#### Required task
Return the full listing exactly as it is written.
— BEGIN Dataset extract —
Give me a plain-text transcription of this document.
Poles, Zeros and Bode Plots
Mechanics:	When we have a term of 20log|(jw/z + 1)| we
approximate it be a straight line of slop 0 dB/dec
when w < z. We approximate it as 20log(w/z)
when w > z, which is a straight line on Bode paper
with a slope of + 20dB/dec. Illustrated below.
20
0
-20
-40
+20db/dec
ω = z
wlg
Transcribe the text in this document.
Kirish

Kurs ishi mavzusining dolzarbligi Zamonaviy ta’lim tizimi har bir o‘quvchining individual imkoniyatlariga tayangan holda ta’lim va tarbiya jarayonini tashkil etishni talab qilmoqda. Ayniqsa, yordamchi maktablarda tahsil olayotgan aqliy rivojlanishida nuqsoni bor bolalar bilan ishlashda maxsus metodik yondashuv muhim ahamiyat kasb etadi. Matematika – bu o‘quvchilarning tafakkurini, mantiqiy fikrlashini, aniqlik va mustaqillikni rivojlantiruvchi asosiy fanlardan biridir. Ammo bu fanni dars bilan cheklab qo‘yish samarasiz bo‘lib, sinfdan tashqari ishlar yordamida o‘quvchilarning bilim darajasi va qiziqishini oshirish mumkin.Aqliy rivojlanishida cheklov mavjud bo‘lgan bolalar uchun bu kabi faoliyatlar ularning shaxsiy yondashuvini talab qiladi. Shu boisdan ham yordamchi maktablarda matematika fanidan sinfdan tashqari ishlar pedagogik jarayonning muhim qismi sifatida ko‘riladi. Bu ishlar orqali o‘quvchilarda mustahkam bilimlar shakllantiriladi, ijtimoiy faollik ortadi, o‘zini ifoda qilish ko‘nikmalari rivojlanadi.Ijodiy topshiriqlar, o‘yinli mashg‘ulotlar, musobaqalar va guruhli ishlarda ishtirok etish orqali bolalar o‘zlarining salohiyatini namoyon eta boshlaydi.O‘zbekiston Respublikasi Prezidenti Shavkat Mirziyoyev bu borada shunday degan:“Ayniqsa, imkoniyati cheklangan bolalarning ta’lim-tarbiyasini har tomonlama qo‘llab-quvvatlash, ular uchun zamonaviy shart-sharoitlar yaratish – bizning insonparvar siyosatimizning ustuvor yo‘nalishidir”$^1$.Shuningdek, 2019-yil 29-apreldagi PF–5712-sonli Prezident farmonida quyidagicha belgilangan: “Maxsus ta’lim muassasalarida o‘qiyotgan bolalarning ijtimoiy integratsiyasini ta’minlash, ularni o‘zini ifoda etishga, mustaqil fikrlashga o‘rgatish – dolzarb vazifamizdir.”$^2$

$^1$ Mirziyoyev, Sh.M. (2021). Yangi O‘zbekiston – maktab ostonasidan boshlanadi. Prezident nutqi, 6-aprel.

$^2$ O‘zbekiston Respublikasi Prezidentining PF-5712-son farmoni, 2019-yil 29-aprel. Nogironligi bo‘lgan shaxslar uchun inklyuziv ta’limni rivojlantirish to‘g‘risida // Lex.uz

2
— END Dataset extract —
#### Response to this task
Give me a plain-text transcription of this document.
Poles, Zeros and Bode Plots
Mechanics:	When we have a term of 20log|(jw/z + 1)| we
approximate it be a straight line of slop 0 dB/dec
when w < z. We approximate it as 20log(w/z)
when w > z, which is a straight line on Bode paper
with a slope of + 20dB/dec. Illustrated below.
20
0
-20
-40
+20db/dec
ω = z
wlg
Transcribe the text in this document.
Kirish

Kurs ishi mavzusining dolzarbligi Zamonaviy ta’lim tizimi har bir o‘quvchining individual imkoniyatlariga tayangan holda ta’lim va tarbiya jarayonini tashkil etishni talab qilmoqda. Ayniqsa, yordamchi maktablarda tahsil olayotgan aqliy rivojlanishida nuqsoni bor bolalar bilan ishlashda maxsus metodik yondashuv muhim ahamiyat kasb etadi. Matematika – bu o‘quvchilarning tafakkurini, mantiqiy fikrlashini, aniqlik va mustaqillikni rivojlantiruvchi asosiy fanlardan biridir. Ammo bu fanni dars bilan cheklab qo‘yish samarasiz bo‘lib, sinfdan tashqari ishlar yordamida o‘quvchilarning bilim darajasi va qiziqishini oshirish mumkin.Aqliy rivojlanishida cheklov mavjud bo‘lgan bolalar uchun bu kabi faoliyatlar ularning shaxsiy yondashuvini talab qiladi. Shu boisdan ham yordamchi maktablarda matematika fanidan sinfdan tashqari ishlar pedagogik jarayonning muhim qismi sifatida ko‘riladi. Bu ishlar orqali o‘quvchilarda mustahkam bilimlar shakllantiriladi, ijtimoiy faollik ortadi, o‘zini ifoda qilish ko‘nikmalari rivojlanadi.Ijodiy topshiriqlar, o‘yinli mashg‘ulotlar, musobaqalar va guruhli ishlarda ishtirok etish orqali bolalar o‘zlarining salohiyatini namoyon eta boshlaydi.O‘zbekiston Respublikasi Prezidenti Shavkat Mirziyoyev bu borada shunday degan:“Ayniqsa, imkoniyati cheklangan bolalarning ta’lim-tarbiyasini har tomonlama qo‘llab-quvvatlash, ular uchun zamonaviy shart-sharoitlar yaratish – bizning insonparvar siyosatimizning ustuvor yo‘nalishidir”$^1$.Shuningdek, 2019-yil 29-apreldagi PF–5712-sonli Prezident farmonida quyidagicha belgilangan: “Maxsus ta’lim muassasalarida o‘qiyotgan bolalarning ijtimoiy integratsiyasini ta’minlash, ularni o‘zini ifoda etishga, mustaqil fikrlashga o‘rgatish – dolzarb vazifamizdir.”$^2$

$^1$ Mirziyoyev, Sh.M. (2021). Yangi O‘zbekiston – maktab ostonasidan boshlanadi. Prezident nutqi, 6-aprel.

$^2$ O‘zbekiston Respublikasi Prezidentining PF-5712-son farmoni, 2019-yil 29-aprel. Nogironligi bo‘lgan shaxslar uchun inklyuziv ta’limni rivojlantirish to‘g‘risida // Lex.uz

2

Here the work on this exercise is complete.